## Task requirements
Look through the listing for the word "this". Copy each line that has it.

──────── Records shown

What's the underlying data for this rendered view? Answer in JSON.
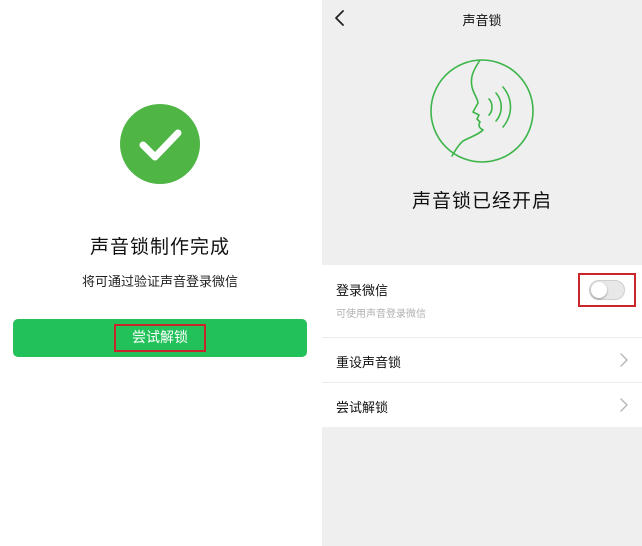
{
  "left": {
    "title": "声音锁制作完成",
    "subtitle": "将可通过验证声音登录微信",
    "try_button": "尝试解锁",
    "accent_color": "#22c15a"
  },
  "right": {
    "nav_title": "声音锁",
    "status_text": "声音锁已经开启",
    "login_row": {
      "label": "登录微信",
      "sub": "可使用声音登录微信",
      "toggle_on": false
    },
    "rows": [
      {
        "label": "重设声音锁"
      },
      {
        "label": "尝试解锁"
      }
    ]
  },
  "icons": {
    "check": "checkmark-icon",
    "back": "back-arrow-icon",
    "voice": "voice-profile-icon",
    "chevron": "chevron-right-icon"
  }
}
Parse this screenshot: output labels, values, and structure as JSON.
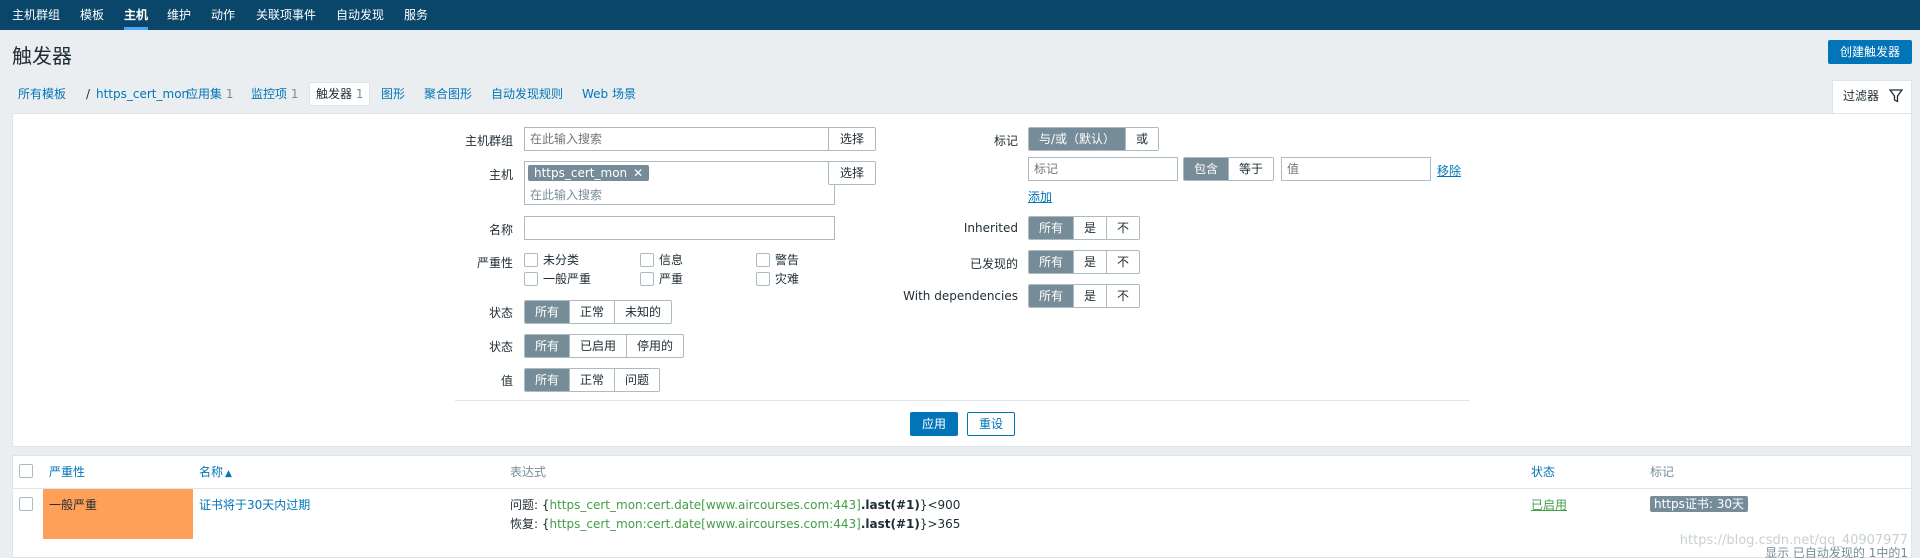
{
  "topnav": {
    "items": [
      "主机群组",
      "模板",
      "主机",
      "维护",
      "动作",
      "关联项事件",
      "自动发现",
      "服务"
    ],
    "active_index": 2
  },
  "header": {
    "title": "触发器",
    "create_button": "创建触发器"
  },
  "breadcrumb": {
    "all_templates": "所有模板",
    "separator": "/",
    "template": "https_cert_mon",
    "tabs": [
      {
        "label": "应用集",
        "count": "1"
      },
      {
        "label": "监控项",
        "count": "1"
      },
      {
        "label": "触发器",
        "count": "1",
        "active": true
      },
      {
        "label": "图形",
        "count": ""
      },
      {
        "label": "聚合图形",
        "count": ""
      },
      {
        "label": "自动发现规则",
        "count": ""
      },
      {
        "label": "Web 场景",
        "count": ""
      }
    ]
  },
  "filter": {
    "tab_label": "过滤器",
    "host_group": {
      "label": "主机群组",
      "placeholder": "在此输入搜索",
      "select_button": "选择"
    },
    "host": {
      "label": "主机",
      "chip": "https_cert_mon",
      "placeholder": "在此输入搜索",
      "select_button": "选择"
    },
    "name": {
      "label": "名称",
      "value": ""
    },
    "severity": {
      "label": "严重性",
      "options": [
        "未分类",
        "信息",
        "警告",
        "一般严重",
        "严重",
        "灾难"
      ]
    },
    "state": {
      "label": "状态",
      "options": [
        "所有",
        "正常",
        "未知的"
      ],
      "selected": 0
    },
    "status": {
      "label": "状态",
      "options": [
        "所有",
        "已启用",
        "停用的"
      ],
      "selected": 0
    },
    "value": {
      "label": "值",
      "options": [
        "所有",
        "正常",
        "问题"
      ],
      "selected": 0
    },
    "tags": {
      "label": "标记",
      "mode_options": [
        "与/或（默认）",
        "或"
      ],
      "mode_selected": 0,
      "tag_placeholder": "标记",
      "operator_options": [
        "包含",
        "等于"
      ],
      "operator_selected": 0,
      "value_placeholder": "值",
      "remove_link": "移除",
      "add_link": "添加"
    },
    "inherited": {
      "label": "Inherited",
      "options": [
        "所有",
        "是",
        "不"
      ],
      "selected": 0
    },
    "discovered": {
      "label": "已发现的",
      "options": [
        "所有",
        "是",
        "不"
      ],
      "selected": 0
    },
    "with_dependencies": {
      "label": "With dependencies",
      "options": [
        "所有",
        "是",
        "不"
      ],
      "selected": 0
    },
    "apply_button": "应用",
    "reset_button": "重设"
  },
  "table": {
    "headers": {
      "severity": "严重性",
      "name": "名称",
      "sort_indicator": "▲",
      "expression": "表达式",
      "status": "状态",
      "tags": "标记"
    },
    "rows": [
      {
        "severity": "一般严重",
        "severity_color": "#ffa059",
        "name": "证书将于30天内过期",
        "problem_prefix": "问题: {",
        "problem_item": "https_cert_mon:cert.date[www.aircourses.com:443]",
        "problem_func": ".last(#1)",
        "problem_suffix": "}<900",
        "recovery_prefix": "恢复: {",
        "recovery_item": "https_cert_mon:cert.date[www.aircourses.com:443]",
        "recovery_func": ".last(#1)",
        "recovery_suffix": "}>365",
        "status": "已启用",
        "tag": "https证书: 30天"
      }
    ]
  },
  "footer": {
    "summary": "显示 已自动发现的 1中的1"
  },
  "watermark": "https://blog.csdn.net/qq_40907977"
}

────────────────

## Exercise solution
What's the underlying data for this rendered view? Answer in JSON.
Parse this screenshot: output labels, values, and structure as JSON.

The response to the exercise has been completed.